=== How to complete this task ===
After reading the data below, copy out every line that contains the word "asitleri".

..............................

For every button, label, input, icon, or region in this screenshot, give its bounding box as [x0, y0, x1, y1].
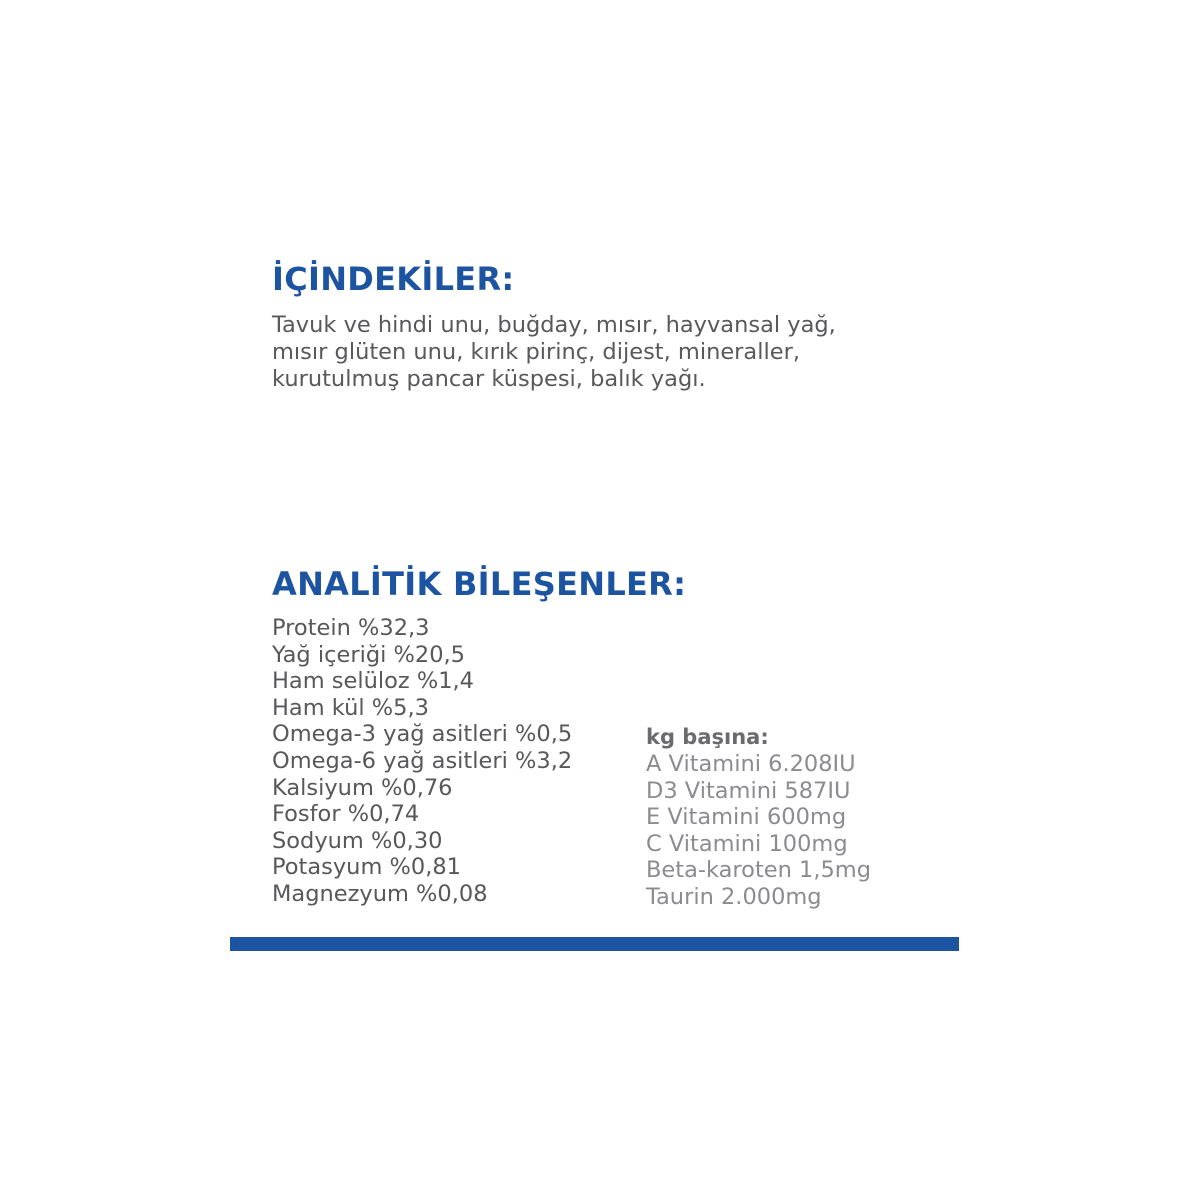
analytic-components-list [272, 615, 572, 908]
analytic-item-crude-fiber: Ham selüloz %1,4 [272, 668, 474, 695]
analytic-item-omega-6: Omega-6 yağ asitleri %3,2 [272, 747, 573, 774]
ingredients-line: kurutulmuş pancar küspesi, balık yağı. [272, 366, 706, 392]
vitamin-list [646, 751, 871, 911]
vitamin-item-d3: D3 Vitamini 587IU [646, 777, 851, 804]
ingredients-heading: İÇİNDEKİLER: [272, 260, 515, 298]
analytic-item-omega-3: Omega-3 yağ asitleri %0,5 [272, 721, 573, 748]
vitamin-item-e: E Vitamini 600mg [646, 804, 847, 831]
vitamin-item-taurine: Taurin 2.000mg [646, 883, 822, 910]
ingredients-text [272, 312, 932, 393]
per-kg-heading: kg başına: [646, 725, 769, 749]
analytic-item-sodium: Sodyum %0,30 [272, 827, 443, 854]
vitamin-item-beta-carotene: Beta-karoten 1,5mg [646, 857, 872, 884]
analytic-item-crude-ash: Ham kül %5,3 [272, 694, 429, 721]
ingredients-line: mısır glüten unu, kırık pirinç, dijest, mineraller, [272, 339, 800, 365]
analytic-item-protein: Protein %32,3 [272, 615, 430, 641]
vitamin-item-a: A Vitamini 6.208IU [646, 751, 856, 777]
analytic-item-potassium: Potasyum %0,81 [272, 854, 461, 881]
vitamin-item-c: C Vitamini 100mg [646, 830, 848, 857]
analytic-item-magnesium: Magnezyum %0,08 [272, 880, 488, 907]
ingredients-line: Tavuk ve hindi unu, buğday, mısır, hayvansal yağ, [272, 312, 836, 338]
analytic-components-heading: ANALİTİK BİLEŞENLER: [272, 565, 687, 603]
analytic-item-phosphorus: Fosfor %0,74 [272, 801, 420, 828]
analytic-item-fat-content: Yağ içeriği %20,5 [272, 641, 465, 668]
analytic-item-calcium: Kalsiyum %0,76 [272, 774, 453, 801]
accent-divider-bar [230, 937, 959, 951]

..............................

=== Answer section ===
analytic-item-omega-6: Omega-6 yağ asitleri %3,2 [272, 747, 573, 774]
analytic-item-omega-3: Omega-3 yağ asitleri %0,5 [272, 721, 573, 748]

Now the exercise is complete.